### KUTIPAN TERPILIH

11 Ramadhan 1435 H.
Rabu
berawan seusai subuh.
Alhamdulillaahirabbil
‘aalamiin.
Dia Yang Maha Lembut masih memberiku
kekuatan untuk menulis. Shalawat dan salam juga akan kusenandungkan di pagi
berawan ini untuk kekasih Allah, Muhammad saw. Ia-lah rahmat yang telah Allah
anugerahkan untuk sekalian alam. Allahumma Shalli wa sallim wa baarik ‘alaih.
(sollu ‘alaih..)
Pagi ini, kusenandungkan pula do’a
keselamatan dunia-akhirat serta keberkahan hidup terkhusus untuk Teh Susi
Nur’aini, yang hari ini menggenapkan usianya (entah di angka berapa). Harapku,
semoga Teh Susi dapat segera bertemu dengan kekasih dunia-akhiratnya di dunia
ini. Amin. Allahumma amin.
Siapakah Teh Susi?
Singkat saja ya, ulasannya.

### DATA YANG DITAMPILKAN
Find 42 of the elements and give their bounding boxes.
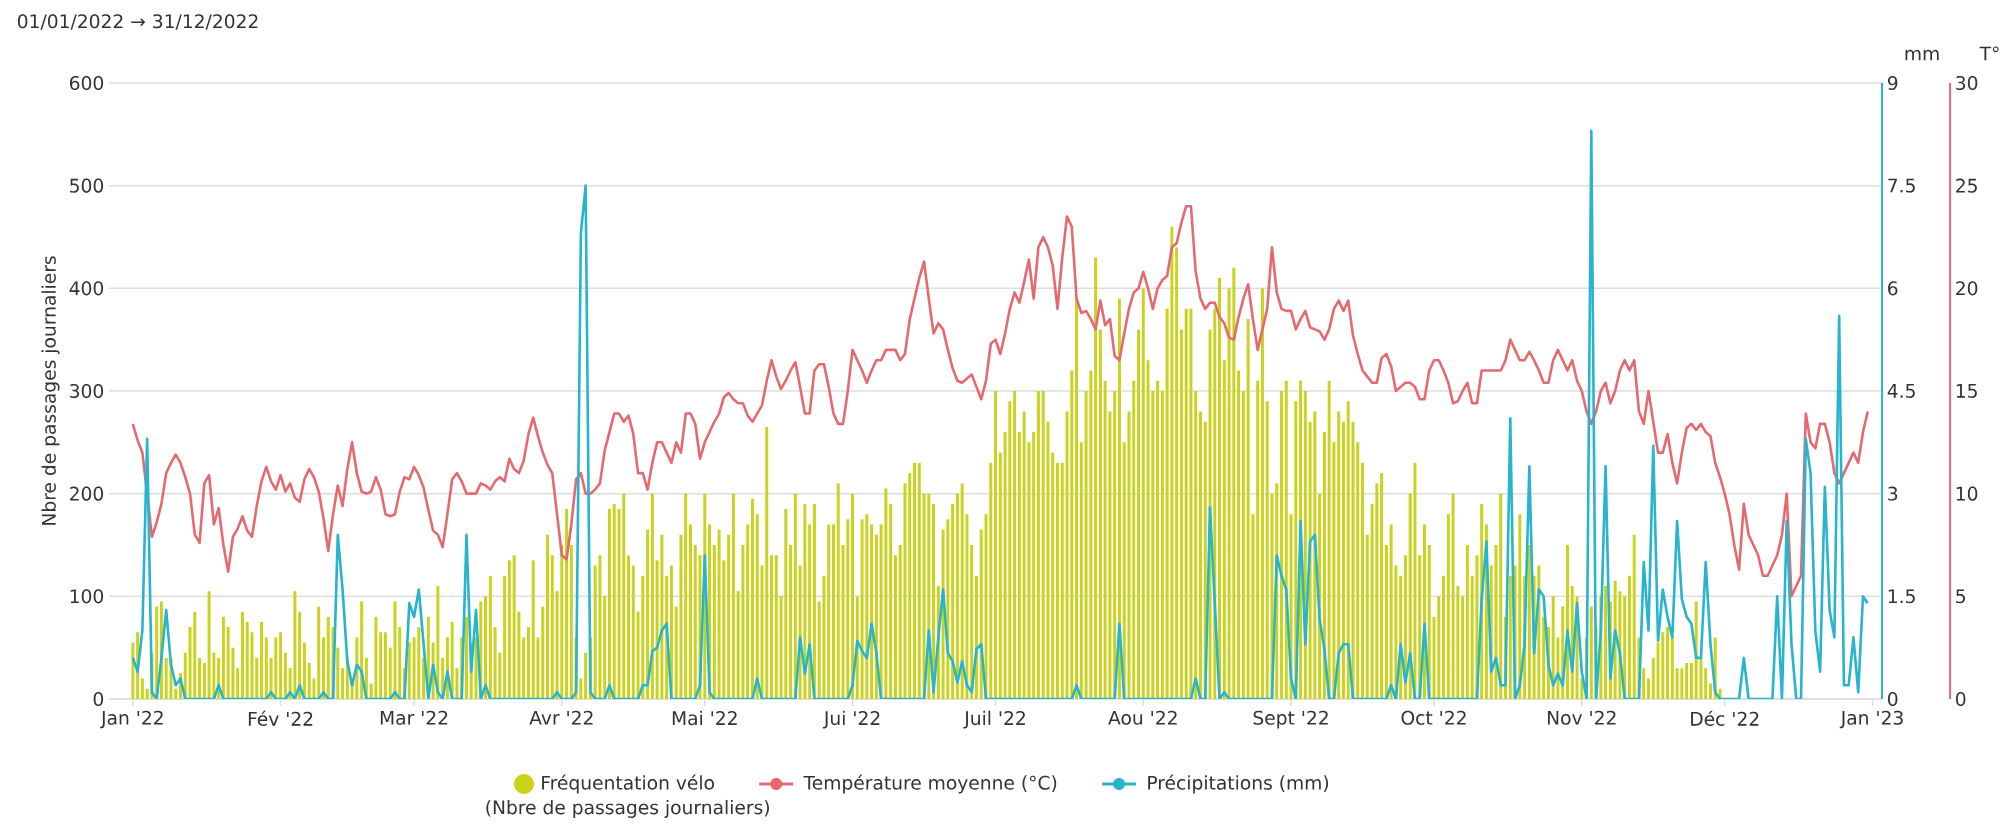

### KERJAKAN BERIKUT INI
1. Menurut kutipan catatan harian tertanggal 11 Ramadhan 1435 H, siapa yang menggenapkan usianya pada hari itu?
2. Lanjutkan kutipan catatan harian tertanggal 11 Ramadhan 1435 H mulai dari kalimat terakhirnya.
Baris-baris data tersebut berasal dari sumber lain.

### JAWABAN SETIAP TUGAS
1. Teh Susi Nur'aini.

2.
Teh Susi adalah seorang tetangga kamar
di kosan terakhirku, Gintung, Ciputat. Bisa kubilang, Teh Susi adalah ibu bagi
para penghuni kosan milik Bu Ida itu, baik para penghuni di lantai bawah maupun
lantai atas. Ada banyak waktu dan kisah yang kumiliki bersama Teh Susi. Tapi kali
ini aku tidak akan menulisnya di sini. Insya allah akan ada halaman khusus
tersendiri untuk mengulas profil salah satu teteh terbaik yang sudah kuanggap
seperti teteh sedarah ini. Jadi, kita cukupkan sampai di sini ya bahasannya.
^_^
Hmph! Kuhembuskan nafasku cukup
kencang.
Aku ingat bahwa hari ini adalah
harinya pencoblosan. Hari memilih presiden untuk NKRI (Negara Kesatuan Republik
Indonesia). Waaah! Gugup juga, ternyata. ^o^. Alhamdulillah. Aku sudah
menetapkan pilihan. Antara ‘Peci nomor Satu’ juga ‘Salam Dua jari’. Antara
Prabowo-Hatta juga Jokowi-JK. Salah satu dari mereka telah kupilih untuk
menjadi tumpuan harapanku atas kemakmuran NKRI di lima tahun mendatang.
Well,
kuakui.
Aku memang bukan termasuk pemilih yang fanatik. Karenanya, meskipun aku telah
menetapkan pilihan pada salah satu calon, aku tetap menyimpan harapan
terbesarku untuk siapa pun presiden yang kelak terpilih. Harapanku pun tak jauh
berbeda dengan harapan rakyat Indonesia umumnya. Karena aku berharap, pemimpin
yang baru terpilih kelak akan bisa amanah
menjalankan kepemimpinannya. Sudah. Satu harapan itu saja. Amanah.
Amanah.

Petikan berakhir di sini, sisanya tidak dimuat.